■ Problem to solve:
Find every line in the data below that contains the string "name", and copy each of those lines in full.

>> start Stored records

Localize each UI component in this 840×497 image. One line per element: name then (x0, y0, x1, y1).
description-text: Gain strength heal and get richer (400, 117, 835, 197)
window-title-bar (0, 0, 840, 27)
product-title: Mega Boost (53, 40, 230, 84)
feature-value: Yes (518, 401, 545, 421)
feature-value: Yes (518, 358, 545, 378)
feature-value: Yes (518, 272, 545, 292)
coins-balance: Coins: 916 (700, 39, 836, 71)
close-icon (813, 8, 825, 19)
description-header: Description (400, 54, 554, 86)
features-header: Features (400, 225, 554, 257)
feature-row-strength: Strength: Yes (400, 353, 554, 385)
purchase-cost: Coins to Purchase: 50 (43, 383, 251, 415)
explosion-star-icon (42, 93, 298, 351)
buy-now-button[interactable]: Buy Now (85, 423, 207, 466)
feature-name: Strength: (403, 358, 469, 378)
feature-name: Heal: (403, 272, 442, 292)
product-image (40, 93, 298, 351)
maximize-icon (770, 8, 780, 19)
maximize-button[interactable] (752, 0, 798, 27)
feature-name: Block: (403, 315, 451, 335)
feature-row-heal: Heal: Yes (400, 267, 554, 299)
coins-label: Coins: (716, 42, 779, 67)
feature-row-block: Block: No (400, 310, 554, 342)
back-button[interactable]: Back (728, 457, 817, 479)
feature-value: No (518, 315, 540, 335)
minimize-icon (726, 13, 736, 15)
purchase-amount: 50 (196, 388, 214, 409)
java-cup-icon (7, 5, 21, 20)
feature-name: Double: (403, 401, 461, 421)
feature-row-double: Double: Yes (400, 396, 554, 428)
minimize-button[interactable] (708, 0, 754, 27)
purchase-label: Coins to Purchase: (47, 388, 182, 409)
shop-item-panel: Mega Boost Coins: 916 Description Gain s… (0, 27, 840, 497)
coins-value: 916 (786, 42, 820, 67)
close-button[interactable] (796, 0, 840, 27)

>> end Stored records

■ The completed task:
Localize each UI component in this 840×497 image. One line per element: name then (x0, y0, x1, y1).
feature-name: Strength: (403, 358, 469, 378)
feature-name: Heal: (403, 272, 442, 292)
feature-name: Block: (403, 315, 451, 335)
feature-name: Double: (403, 401, 461, 421)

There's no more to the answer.